> WRITTEN INSTRUCTION:
Using the entries that follow, collect the lines where the word "результатов" appears.

> DATASET ENTRIES:

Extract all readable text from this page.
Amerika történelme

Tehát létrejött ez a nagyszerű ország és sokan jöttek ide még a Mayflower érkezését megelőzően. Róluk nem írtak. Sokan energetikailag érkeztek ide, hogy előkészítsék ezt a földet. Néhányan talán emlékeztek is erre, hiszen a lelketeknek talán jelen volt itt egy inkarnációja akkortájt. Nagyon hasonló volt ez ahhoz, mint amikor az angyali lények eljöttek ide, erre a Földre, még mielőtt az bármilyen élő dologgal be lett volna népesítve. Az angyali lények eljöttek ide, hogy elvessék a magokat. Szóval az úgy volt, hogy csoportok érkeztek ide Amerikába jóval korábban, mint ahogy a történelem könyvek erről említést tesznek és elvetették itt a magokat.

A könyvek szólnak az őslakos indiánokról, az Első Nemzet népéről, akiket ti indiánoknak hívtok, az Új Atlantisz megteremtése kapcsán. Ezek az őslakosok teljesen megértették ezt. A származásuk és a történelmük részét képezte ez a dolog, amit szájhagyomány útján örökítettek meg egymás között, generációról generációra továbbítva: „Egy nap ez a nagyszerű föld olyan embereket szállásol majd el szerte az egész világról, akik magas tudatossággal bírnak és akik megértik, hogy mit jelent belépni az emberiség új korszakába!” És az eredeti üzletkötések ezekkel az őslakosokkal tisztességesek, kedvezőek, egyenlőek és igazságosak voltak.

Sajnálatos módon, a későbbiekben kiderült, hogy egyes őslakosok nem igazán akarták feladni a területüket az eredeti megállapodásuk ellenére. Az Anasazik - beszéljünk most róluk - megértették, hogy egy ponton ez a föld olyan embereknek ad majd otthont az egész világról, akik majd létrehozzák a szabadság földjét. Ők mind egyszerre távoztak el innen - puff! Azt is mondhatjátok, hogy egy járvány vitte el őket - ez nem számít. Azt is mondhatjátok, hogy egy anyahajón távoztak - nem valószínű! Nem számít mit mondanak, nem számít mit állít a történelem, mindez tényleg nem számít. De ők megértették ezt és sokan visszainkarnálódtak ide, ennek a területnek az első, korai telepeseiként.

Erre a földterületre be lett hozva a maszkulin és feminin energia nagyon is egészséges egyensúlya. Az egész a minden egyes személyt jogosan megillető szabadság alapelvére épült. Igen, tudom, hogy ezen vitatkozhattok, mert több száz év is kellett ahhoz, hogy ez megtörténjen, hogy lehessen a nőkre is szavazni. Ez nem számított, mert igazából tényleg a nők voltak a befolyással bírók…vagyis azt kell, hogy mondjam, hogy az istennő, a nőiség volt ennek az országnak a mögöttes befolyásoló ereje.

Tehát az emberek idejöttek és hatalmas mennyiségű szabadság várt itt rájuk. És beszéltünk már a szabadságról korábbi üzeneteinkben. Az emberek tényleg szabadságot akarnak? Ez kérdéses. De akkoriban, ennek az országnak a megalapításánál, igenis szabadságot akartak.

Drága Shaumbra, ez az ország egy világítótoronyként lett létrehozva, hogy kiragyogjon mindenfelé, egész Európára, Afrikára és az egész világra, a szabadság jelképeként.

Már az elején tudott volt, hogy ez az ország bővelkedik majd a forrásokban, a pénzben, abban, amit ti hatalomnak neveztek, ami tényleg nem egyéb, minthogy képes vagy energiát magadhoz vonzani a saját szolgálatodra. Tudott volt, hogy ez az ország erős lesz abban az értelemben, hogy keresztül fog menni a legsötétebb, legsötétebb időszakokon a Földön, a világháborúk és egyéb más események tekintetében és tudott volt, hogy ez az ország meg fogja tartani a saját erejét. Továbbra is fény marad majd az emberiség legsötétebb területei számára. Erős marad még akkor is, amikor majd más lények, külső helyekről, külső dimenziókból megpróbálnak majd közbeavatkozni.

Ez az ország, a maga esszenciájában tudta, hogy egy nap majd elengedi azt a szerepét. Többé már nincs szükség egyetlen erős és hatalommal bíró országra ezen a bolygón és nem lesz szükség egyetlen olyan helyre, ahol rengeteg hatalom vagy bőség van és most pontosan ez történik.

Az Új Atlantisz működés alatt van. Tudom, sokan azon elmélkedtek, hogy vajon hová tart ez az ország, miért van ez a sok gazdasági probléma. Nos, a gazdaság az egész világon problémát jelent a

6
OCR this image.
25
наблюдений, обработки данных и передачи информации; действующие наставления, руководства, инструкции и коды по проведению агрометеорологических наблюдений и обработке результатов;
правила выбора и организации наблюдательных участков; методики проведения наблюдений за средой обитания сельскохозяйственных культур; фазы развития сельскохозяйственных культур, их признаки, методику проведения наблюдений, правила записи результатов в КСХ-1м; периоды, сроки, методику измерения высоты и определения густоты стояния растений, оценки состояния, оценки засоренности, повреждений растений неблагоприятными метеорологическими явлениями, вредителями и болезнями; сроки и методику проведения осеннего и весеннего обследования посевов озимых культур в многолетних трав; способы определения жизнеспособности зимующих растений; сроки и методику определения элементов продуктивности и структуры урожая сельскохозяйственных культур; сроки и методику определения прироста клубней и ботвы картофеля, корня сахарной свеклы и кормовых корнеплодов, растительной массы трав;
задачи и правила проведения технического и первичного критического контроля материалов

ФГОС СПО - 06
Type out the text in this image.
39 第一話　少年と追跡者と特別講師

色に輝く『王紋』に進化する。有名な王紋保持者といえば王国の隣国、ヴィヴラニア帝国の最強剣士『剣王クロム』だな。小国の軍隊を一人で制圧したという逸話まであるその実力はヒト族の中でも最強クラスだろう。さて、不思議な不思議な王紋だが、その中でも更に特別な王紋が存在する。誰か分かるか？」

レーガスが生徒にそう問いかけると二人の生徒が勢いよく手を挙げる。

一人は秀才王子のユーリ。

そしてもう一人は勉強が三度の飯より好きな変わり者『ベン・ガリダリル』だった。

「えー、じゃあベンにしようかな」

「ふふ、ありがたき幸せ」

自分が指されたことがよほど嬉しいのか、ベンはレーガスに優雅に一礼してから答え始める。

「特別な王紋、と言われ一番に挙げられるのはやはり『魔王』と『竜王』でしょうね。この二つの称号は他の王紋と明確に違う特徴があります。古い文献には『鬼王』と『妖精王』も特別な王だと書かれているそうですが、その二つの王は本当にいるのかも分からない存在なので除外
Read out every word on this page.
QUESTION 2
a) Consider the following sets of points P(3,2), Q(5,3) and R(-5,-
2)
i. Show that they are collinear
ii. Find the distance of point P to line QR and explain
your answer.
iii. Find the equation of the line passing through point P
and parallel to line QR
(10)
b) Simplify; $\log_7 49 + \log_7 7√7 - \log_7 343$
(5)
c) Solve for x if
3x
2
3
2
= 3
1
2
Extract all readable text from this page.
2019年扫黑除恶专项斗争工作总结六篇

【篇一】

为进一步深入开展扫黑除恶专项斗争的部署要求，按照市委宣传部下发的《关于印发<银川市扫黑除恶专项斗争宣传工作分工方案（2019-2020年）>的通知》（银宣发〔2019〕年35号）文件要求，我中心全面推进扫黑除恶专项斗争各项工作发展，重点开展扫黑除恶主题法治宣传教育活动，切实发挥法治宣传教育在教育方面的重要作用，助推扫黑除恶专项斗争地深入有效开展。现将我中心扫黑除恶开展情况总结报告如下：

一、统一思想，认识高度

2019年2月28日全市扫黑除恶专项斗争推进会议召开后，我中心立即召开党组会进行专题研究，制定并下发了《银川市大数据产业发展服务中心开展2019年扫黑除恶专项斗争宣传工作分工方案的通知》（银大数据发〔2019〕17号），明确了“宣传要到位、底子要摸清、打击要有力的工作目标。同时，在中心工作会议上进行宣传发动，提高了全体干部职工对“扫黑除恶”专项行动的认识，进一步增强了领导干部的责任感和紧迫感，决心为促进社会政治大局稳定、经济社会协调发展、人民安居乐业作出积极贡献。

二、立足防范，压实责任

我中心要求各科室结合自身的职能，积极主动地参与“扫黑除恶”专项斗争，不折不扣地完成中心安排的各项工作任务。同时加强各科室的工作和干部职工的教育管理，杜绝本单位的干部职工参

> REPLY TO THE TASK:
наблюдений, обработки данных и передачи информации; действующие наставления, руководства, инструкции и коды по проведению агрометеорологических наблюдений и обработке результатов;
правила выбора и организации наблюдательных участков; методики проведения наблюдений за средой обитания сельскохозяйственных культур; фазы развития сельскохозяйственных культур, их признаки, методику проведения наблюдений, правила записи результатов в КСХ-1м; периоды, сроки, методику измерения высоты и определения густоты стояния растений, оценки состояния, оценки засоренности, повреждений растений неблагоприятными метеорологическими явлениями, вредителями и болезнями; сроки и методику проведения осеннего и весеннего обследования посевов озимых культур в многолетних трав; способы определения жизнеспособности зимующих растений; сроки и методику определения элементов продуктивности и структуры урожая сельскохозяйственных культур; сроки и методику определения прироста клубней и ботвы картофеля, корня сахарной свеклы и кормовых корнеплодов, растительной массы трав;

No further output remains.